BUMPER STICKER THEOLOGY

Andrea McKay, UU Church of Loudoun,  November 6, 2005

I learned very early on in Reverend Morehouse’s sermon writing class last year that he actually expected me to write a sermon!  I tried to convince him I didn’t have twenty minutes of anything valuable to say, and I could only fill the time with one-liners at the risk of turning Sunday service into a standup routine frighteningly similar to that of Roseanne Barr.  John was insistent in his nauseatingly encouraging way that a “one-liner” sermon would be GREAT!  What?  “This can’t be happening”, I thought.  Clearly, my cover was at risk of being blown!  I could no longer be the stay at home mom who attends every committee meeting or RE class with the only goal being to rescue myself from my own deteriorating intellect.  I could no longer linger in the back pew making stupid jokes in an attempt to appear like I was participating.

*Written request 1:*
In the sermon above, whose sermon writing class did the speaker take last year?
*Written request 2:*
Write the next part of the bumper sticker sermon, picking up after its last sentence.

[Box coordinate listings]
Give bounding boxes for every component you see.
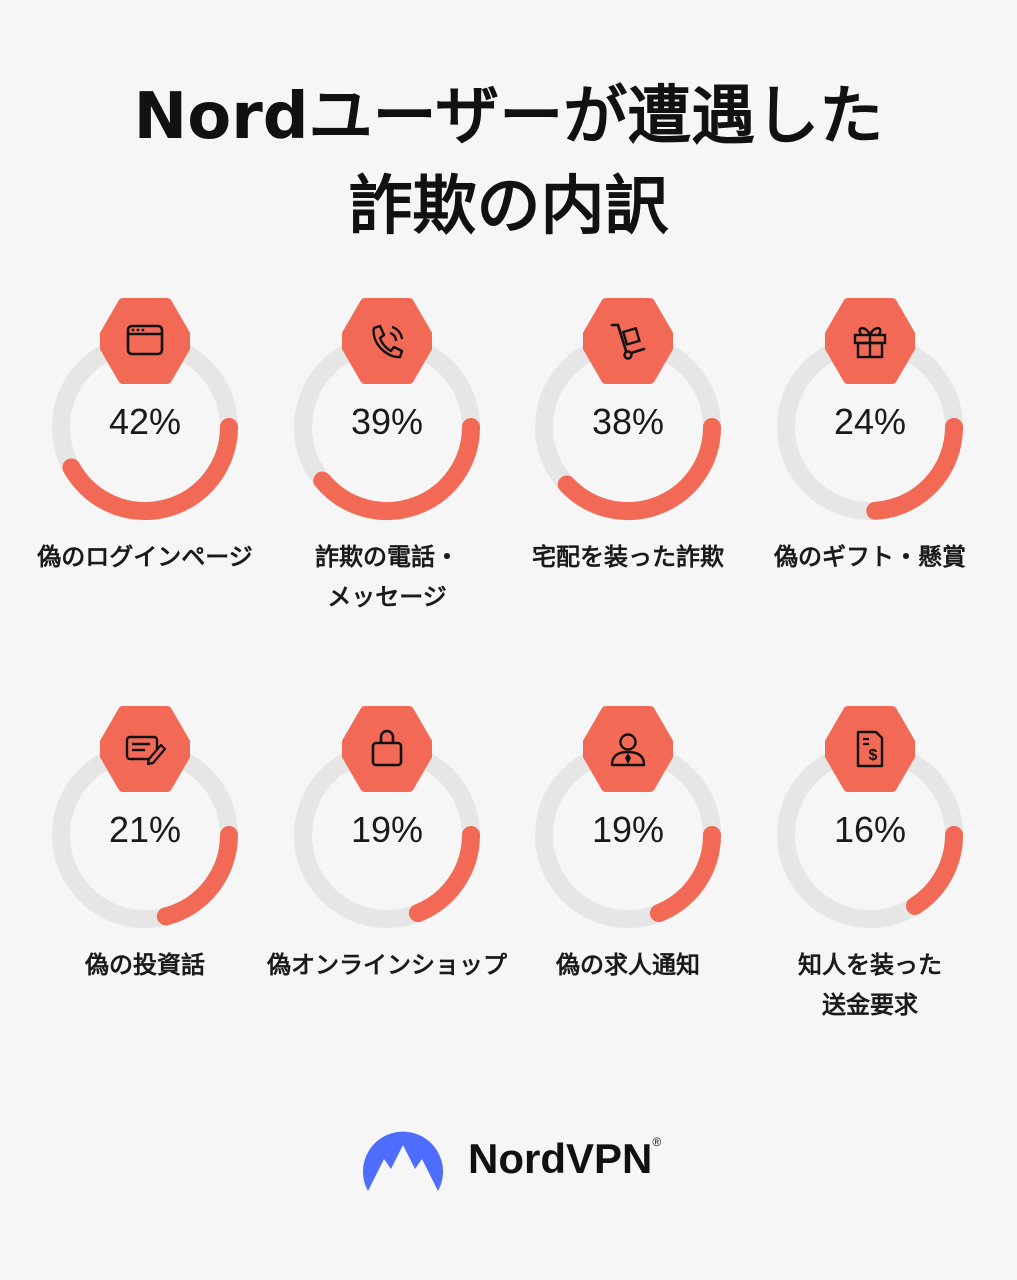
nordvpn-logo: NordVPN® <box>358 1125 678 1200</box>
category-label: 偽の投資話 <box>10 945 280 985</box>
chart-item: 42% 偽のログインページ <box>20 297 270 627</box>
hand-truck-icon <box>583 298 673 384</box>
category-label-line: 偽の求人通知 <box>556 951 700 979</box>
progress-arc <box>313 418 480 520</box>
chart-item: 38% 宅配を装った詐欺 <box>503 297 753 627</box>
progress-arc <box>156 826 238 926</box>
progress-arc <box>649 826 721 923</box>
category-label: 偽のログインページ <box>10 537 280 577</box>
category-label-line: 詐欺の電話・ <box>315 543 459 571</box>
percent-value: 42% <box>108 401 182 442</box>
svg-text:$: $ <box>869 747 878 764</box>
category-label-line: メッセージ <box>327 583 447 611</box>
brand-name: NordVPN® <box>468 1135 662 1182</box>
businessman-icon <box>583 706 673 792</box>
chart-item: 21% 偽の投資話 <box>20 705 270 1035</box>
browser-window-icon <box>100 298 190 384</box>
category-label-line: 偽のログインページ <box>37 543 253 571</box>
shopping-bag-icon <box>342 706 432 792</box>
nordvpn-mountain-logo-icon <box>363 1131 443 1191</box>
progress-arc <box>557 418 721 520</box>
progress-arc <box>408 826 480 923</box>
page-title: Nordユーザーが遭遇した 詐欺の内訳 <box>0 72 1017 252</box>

*Written response 1:*
Reverend Morehouse's.

*Written response 2:*
Just when I thought I would have an anxiety attack (and, by the way, I could recall NOTHING from John’s Buddhist meditation series that was helping me here) it actually occurred to me he might be right.  Maybe there was a sermon in one-liners.  Then, I got cocky.  No problem, this will be easy.  I just have to come up with twenty minutes of spiritually enlightening stuff that threatens to keep everyone clutching themselves to keep from wetting their pants!  No pressure there!  So, in typical fashion, when faced with pressure, I did what I always do, lay awake nights resentfully obsessing about it for the entire first week of class without actually DOING anything.  (This would explain my college transcripts.)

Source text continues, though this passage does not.